* [HOW TO COMPLETE THIS TASK]: Check every line below for the string "Ruhe". Copy the ones that have it.

* [RECORDS FOR PROCESSING]:

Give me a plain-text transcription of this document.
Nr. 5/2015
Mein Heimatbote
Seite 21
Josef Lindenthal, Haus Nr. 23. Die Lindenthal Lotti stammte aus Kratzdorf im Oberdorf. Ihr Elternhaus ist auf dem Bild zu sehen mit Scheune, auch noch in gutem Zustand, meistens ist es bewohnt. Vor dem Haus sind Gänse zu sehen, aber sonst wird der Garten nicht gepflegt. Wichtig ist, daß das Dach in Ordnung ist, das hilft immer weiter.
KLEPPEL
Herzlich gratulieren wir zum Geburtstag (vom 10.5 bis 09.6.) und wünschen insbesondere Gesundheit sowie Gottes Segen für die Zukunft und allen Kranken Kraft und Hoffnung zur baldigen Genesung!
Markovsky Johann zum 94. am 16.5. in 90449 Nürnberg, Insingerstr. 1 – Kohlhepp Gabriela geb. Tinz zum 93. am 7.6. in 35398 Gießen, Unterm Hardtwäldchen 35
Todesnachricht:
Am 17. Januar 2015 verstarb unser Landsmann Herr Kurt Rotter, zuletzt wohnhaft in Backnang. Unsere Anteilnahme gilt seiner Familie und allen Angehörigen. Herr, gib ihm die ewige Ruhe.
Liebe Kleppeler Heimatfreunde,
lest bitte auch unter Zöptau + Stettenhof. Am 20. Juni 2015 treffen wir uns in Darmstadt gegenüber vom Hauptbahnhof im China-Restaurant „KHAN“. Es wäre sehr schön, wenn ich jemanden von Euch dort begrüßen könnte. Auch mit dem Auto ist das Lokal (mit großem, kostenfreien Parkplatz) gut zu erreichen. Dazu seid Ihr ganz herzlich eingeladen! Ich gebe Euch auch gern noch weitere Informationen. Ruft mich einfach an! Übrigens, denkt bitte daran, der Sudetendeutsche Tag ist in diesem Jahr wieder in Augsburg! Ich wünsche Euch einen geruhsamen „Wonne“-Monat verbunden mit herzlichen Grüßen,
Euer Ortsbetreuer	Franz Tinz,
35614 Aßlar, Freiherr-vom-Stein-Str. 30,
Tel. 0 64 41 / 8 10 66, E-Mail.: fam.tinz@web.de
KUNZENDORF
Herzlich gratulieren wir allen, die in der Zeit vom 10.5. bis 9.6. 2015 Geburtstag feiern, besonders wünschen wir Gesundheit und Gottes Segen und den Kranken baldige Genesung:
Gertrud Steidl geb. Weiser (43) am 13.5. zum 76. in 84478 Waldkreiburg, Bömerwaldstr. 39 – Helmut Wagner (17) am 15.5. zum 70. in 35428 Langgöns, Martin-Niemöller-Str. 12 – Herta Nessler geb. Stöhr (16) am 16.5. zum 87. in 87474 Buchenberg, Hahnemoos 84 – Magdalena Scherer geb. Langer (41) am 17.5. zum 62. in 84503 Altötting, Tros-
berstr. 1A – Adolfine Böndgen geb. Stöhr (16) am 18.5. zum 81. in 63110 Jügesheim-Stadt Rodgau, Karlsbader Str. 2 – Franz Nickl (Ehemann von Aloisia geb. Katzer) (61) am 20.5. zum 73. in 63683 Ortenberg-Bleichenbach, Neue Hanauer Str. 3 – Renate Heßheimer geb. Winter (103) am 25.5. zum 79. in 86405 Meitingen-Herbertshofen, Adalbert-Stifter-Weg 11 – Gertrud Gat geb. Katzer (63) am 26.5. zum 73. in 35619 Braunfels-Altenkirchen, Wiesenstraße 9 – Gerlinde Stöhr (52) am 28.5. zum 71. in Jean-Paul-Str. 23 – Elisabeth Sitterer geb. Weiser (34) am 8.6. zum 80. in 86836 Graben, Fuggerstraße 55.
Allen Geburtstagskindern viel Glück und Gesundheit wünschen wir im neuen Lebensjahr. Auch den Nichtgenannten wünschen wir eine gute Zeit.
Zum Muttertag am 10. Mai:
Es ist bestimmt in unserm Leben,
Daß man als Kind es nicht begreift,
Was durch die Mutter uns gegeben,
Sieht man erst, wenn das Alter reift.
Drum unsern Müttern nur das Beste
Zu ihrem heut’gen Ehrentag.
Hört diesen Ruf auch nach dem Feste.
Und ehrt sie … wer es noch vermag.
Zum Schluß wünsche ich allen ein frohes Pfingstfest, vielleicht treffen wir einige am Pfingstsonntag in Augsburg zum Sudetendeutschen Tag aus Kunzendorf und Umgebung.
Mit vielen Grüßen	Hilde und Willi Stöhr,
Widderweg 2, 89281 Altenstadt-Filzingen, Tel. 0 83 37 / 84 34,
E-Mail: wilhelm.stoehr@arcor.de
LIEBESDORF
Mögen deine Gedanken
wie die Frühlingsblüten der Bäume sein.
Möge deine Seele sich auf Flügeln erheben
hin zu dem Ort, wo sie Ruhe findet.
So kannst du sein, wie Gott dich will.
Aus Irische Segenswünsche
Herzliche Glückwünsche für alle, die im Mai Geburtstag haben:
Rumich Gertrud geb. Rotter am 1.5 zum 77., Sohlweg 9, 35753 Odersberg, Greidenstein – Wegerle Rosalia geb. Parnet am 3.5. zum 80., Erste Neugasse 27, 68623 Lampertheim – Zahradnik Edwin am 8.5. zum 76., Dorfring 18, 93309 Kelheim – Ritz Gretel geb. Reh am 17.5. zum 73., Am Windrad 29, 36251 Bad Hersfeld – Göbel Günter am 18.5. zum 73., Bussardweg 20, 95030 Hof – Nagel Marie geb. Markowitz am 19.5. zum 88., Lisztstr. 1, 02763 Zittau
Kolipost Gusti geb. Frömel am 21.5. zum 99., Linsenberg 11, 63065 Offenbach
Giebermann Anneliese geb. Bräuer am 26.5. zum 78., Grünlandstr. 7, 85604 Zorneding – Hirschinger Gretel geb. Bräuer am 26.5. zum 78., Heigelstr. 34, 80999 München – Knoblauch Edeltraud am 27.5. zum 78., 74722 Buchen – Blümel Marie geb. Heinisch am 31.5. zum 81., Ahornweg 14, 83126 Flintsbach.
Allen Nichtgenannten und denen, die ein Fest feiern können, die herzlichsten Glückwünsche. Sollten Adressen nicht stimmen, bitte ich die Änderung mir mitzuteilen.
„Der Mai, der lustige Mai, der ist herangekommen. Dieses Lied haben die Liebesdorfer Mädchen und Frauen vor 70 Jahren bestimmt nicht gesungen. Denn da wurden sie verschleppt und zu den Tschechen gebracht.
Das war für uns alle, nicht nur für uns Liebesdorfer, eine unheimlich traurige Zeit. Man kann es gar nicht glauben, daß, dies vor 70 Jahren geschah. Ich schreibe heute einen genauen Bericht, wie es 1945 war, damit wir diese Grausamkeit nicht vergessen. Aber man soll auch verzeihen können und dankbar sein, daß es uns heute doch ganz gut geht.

* [TASK SOLUTION]:
Am 17. Januar 2015 verstarb unser Landsmann Herr Kurt Rotter, zuletzt wohnhaft in Backnang. Unsere Anteilnahme gilt seiner Familie und allen Angehörigen. Herr, gib ihm die ewige Ruhe.
hin zu dem Ort, wo sie Ruhe findet.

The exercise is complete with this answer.